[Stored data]

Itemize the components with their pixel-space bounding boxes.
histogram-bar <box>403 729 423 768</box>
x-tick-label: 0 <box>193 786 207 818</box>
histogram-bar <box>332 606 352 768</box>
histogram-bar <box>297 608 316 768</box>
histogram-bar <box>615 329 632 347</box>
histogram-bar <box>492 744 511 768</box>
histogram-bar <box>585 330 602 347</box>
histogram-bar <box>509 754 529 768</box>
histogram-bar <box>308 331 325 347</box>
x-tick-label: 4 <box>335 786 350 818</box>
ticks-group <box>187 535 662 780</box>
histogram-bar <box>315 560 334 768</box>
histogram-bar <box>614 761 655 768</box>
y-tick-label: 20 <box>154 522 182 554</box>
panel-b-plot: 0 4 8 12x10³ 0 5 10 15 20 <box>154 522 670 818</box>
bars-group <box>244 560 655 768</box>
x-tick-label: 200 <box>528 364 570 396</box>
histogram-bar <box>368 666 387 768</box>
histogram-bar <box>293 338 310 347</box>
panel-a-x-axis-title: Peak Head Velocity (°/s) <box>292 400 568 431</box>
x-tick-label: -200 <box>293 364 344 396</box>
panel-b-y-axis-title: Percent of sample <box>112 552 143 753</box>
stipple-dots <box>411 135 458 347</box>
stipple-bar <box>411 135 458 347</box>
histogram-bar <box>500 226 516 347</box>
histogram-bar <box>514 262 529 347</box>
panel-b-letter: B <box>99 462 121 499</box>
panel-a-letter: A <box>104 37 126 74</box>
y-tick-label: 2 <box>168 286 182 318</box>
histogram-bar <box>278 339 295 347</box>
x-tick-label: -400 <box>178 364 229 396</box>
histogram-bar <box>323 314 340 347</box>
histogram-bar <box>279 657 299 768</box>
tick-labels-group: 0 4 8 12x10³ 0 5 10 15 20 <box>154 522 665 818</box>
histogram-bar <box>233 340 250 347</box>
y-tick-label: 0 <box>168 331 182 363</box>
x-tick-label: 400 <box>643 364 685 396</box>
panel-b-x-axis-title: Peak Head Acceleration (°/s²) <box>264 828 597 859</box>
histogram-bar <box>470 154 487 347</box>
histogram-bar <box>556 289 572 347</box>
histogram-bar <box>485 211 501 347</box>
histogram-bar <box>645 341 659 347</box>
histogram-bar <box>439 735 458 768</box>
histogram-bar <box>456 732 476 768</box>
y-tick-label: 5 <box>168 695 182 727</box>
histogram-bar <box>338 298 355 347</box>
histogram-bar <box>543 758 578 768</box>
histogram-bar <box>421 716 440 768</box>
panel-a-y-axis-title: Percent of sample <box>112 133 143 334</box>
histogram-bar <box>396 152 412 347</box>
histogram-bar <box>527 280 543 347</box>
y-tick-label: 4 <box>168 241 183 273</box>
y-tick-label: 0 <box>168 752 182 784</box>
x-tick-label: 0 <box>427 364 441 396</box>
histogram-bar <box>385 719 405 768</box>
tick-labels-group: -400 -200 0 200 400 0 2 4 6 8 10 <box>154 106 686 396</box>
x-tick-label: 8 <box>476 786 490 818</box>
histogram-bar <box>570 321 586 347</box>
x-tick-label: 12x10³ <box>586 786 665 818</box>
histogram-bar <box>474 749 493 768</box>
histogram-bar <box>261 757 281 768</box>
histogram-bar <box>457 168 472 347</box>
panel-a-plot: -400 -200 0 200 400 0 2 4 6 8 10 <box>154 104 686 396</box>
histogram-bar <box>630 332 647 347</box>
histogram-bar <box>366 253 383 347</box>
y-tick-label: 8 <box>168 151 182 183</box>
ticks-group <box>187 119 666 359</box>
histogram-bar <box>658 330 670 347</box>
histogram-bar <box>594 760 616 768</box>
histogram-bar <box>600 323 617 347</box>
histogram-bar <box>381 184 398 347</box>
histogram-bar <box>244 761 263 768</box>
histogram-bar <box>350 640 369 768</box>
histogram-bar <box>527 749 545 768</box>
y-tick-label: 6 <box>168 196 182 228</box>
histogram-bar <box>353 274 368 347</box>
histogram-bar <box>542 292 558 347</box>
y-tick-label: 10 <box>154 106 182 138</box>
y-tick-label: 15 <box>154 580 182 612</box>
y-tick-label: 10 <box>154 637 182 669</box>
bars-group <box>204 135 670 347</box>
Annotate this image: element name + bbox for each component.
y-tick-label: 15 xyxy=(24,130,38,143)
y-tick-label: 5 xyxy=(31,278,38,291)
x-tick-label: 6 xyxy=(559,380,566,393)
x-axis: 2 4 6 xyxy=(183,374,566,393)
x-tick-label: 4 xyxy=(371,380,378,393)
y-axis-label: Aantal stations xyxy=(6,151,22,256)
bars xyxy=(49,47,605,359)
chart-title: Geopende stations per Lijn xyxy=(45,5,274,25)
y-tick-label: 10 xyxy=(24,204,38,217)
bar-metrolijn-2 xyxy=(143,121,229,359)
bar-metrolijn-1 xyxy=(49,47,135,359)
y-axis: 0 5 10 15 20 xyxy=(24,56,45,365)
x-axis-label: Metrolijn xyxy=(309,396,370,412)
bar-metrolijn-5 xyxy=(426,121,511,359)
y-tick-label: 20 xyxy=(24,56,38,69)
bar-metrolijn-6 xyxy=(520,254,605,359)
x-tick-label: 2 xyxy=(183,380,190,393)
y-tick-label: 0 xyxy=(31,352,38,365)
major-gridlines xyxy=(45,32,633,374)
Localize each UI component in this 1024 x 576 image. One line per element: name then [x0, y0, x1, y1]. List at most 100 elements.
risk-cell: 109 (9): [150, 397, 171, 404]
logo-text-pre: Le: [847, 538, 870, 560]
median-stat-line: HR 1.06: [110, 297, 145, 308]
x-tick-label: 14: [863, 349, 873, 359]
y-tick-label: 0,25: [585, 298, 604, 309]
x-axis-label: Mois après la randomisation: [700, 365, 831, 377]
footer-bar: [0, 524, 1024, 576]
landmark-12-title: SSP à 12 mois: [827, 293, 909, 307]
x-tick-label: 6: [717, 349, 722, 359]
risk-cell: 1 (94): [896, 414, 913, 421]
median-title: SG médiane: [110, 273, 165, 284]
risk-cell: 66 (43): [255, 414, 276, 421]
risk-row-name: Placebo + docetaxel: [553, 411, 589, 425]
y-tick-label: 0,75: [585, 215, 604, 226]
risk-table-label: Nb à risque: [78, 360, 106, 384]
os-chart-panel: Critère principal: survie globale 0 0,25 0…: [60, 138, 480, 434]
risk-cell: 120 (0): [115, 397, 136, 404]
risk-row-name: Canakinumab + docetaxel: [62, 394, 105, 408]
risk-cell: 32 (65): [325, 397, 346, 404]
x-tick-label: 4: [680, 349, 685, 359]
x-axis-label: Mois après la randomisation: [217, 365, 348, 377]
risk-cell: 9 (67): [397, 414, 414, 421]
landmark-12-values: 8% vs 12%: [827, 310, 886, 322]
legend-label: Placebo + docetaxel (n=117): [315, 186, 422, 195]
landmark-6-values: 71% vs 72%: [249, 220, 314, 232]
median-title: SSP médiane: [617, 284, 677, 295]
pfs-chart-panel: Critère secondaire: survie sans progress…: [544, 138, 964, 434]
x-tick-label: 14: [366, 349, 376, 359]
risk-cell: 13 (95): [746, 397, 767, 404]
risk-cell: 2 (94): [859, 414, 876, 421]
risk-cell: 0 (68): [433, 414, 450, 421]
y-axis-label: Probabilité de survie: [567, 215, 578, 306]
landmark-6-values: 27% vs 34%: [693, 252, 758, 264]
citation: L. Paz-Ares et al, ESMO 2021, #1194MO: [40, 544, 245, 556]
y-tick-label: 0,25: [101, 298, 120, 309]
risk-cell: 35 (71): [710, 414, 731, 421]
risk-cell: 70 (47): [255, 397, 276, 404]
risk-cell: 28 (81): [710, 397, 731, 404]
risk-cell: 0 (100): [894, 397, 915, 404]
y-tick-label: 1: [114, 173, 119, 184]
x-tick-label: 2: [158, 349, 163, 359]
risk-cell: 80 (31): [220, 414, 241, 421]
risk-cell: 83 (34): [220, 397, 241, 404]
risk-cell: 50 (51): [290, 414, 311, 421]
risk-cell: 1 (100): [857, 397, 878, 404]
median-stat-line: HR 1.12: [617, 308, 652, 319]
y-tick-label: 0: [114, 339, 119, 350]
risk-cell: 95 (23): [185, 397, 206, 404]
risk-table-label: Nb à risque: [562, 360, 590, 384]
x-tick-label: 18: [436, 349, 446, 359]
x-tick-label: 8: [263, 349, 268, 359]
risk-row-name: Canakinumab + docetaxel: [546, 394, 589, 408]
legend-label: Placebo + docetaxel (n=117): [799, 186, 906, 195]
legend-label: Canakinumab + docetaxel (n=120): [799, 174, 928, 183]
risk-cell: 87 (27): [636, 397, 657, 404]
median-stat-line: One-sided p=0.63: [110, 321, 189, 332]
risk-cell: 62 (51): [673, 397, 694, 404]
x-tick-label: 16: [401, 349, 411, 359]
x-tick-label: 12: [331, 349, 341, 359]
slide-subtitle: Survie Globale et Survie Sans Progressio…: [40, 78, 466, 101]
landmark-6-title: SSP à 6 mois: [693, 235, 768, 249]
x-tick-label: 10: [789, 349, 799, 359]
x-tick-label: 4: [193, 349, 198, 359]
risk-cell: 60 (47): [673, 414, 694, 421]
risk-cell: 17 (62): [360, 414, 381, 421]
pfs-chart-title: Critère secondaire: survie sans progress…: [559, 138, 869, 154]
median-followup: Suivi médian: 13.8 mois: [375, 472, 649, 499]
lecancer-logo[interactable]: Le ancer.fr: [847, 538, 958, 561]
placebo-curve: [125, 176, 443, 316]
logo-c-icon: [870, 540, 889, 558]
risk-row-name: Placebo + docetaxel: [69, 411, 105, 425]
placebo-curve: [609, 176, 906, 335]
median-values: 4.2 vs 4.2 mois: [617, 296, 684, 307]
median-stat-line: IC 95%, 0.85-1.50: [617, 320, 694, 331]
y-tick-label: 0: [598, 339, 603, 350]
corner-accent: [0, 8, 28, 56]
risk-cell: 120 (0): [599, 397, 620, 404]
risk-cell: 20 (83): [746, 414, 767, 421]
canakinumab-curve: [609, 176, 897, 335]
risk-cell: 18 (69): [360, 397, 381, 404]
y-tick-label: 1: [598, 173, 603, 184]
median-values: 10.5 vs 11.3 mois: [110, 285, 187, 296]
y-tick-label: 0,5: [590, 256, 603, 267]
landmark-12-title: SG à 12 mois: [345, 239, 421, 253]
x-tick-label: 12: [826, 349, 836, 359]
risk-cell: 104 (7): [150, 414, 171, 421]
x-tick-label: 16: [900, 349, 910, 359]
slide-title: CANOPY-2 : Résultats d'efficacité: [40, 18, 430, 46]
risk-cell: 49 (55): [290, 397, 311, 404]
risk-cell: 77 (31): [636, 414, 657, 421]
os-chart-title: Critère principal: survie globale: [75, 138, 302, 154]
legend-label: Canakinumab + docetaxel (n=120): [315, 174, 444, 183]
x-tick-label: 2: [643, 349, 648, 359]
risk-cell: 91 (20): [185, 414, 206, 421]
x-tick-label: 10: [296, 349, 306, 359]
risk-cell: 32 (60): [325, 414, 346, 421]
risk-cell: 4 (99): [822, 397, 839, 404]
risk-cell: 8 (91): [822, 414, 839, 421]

◆ What the task asks ◆
Repeat the listing word for word from its first line through the line that contains "histogram-bar <box>615 329 632 347</box>", including that line.

◆ Task response ◆
Itemize the components with their pixel-space bounding boxes.
histogram-bar <box>403 729 423 768</box>
x-tick-label: 0 <box>193 786 207 818</box>
histogram-bar <box>332 606 352 768</box>
histogram-bar <box>297 608 316 768</box>
histogram-bar <box>615 329 632 347</box>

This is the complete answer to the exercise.